• **Your objective**: Look through the lines of the material and count those containing "this". Give that count alone.

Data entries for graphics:
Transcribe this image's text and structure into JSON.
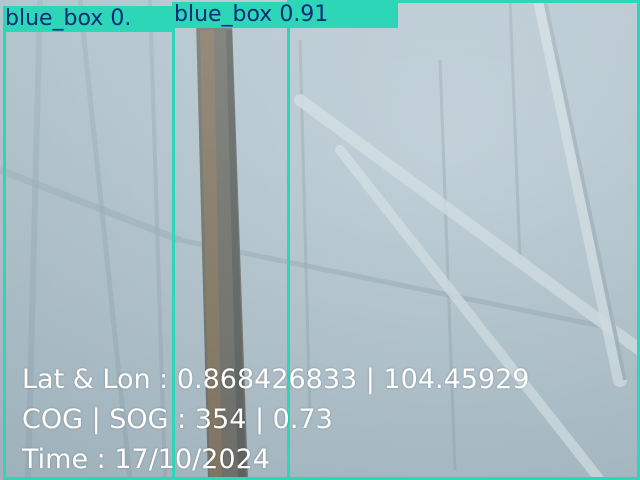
{
  "detections": [
    {
      "label": "blue_box 0.",
      "color": "#2ed6b8"
    },
    {
      "label": "blue_box 0.91",
      "color": "#2ed6b8"
    }
  ],
  "telemetry": {
    "latlon": "Lat & Lon : 0.868426833 | 104.45929",
    "cogsog": "COG | SOG : 354 | 0.73",
    "time": "Time : 17/10/2024"
  }
}
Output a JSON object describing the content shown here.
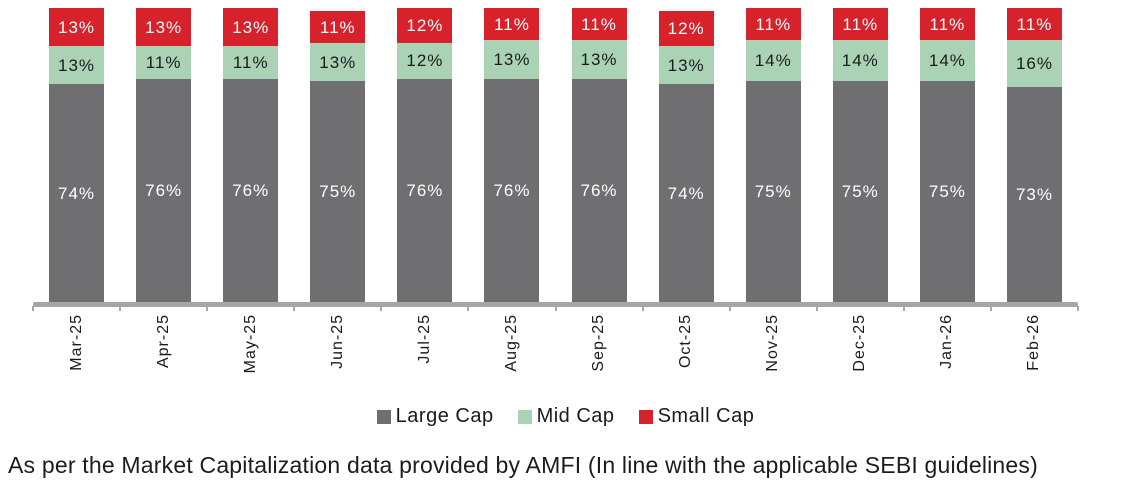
{
  "caption": "As per the Market Capitalization data provided by AMFI (In line with the applicable SEBI guidelines)",
  "chart_data": {
    "type": "bar",
    "stacked": true,
    "orientation": "vertical",
    "title": "",
    "xlabel": "",
    "ylabel": "",
    "ylim": [
      0,
      100
    ],
    "grid": false,
    "legend_position": "bottom",
    "value_suffix": "%",
    "value_labels": true,
    "axis_color": "#a6a6a6",
    "categories": [
      "Mar-25",
      "Apr-25",
      "May-25",
      "Jun-25",
      "Jul-25",
      "Aug-25",
      "Sep-25",
      "Oct-25",
      "Nov-25",
      "Dec-25",
      "Jan-26",
      "Feb-26"
    ],
    "series": [
      {
        "name": "Large Cap",
        "color": "#6f6f71",
        "label_color": "#ffffff",
        "values": [
          74,
          76,
          76,
          75,
          76,
          76,
          76,
          74,
          75,
          75,
          75,
          73
        ]
      },
      {
        "name": "Mid Cap",
        "color": "#a9d3b4",
        "label_color": "#1b1b1b",
        "values": [
          13,
          11,
          11,
          13,
          12,
          13,
          13,
          13,
          14,
          14,
          14,
          16
        ]
      },
      {
        "name": "Small Cap",
        "color": "#d7222c",
        "label_color": "#ffffff",
        "values": [
          13,
          13,
          13,
          11,
          12,
          11,
          11,
          12,
          11,
          11,
          11,
          11
        ]
      }
    ]
  }
}
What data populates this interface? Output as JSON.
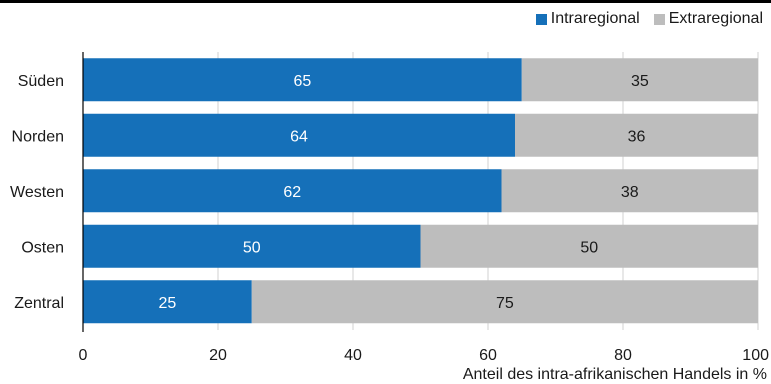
{
  "colors": {
    "intraregional": "#1570b9",
    "extraregional": "#bdbdbd",
    "axis": "#000000",
    "grid": "#d0d0d0"
  },
  "legend": [
    {
      "label": "Intraregional",
      "color": "#1570b9"
    },
    {
      "label": "Extraregional",
      "color": "#bdbdbd"
    }
  ],
  "chart_data": {
    "type": "bar",
    "orientation": "horizontal",
    "stacked": true,
    "categories": [
      "Süden",
      "Norden",
      "Westen",
      "Osten",
      "Zentral"
    ],
    "series": [
      {
        "name": "Intraregional",
        "values": [
          65,
          64,
          62,
          50,
          25
        ]
      },
      {
        "name": "Extraregional",
        "values": [
          35,
          36,
          38,
          50,
          75
        ]
      }
    ],
    "xlim": [
      0,
      100
    ],
    "xticks": [
      0,
      20,
      40,
      60,
      80,
      100
    ],
    "xlabel": "Anteil des intra-afrikanischen Handels in %",
    "legend_position": "top-right",
    "grid": "vertical"
  }
}
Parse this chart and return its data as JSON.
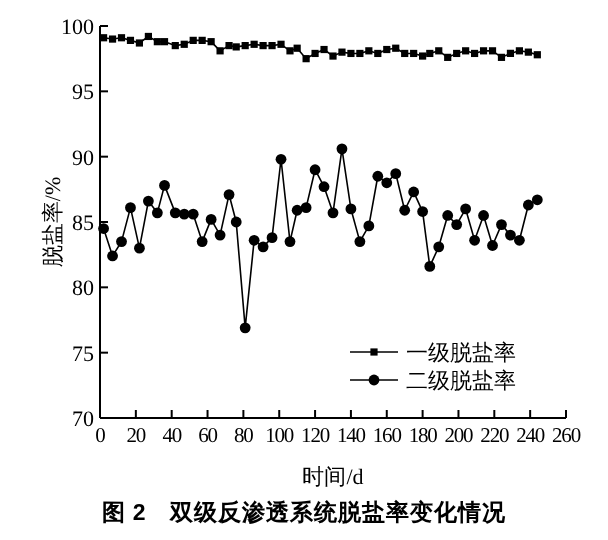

• **Complete output**: 3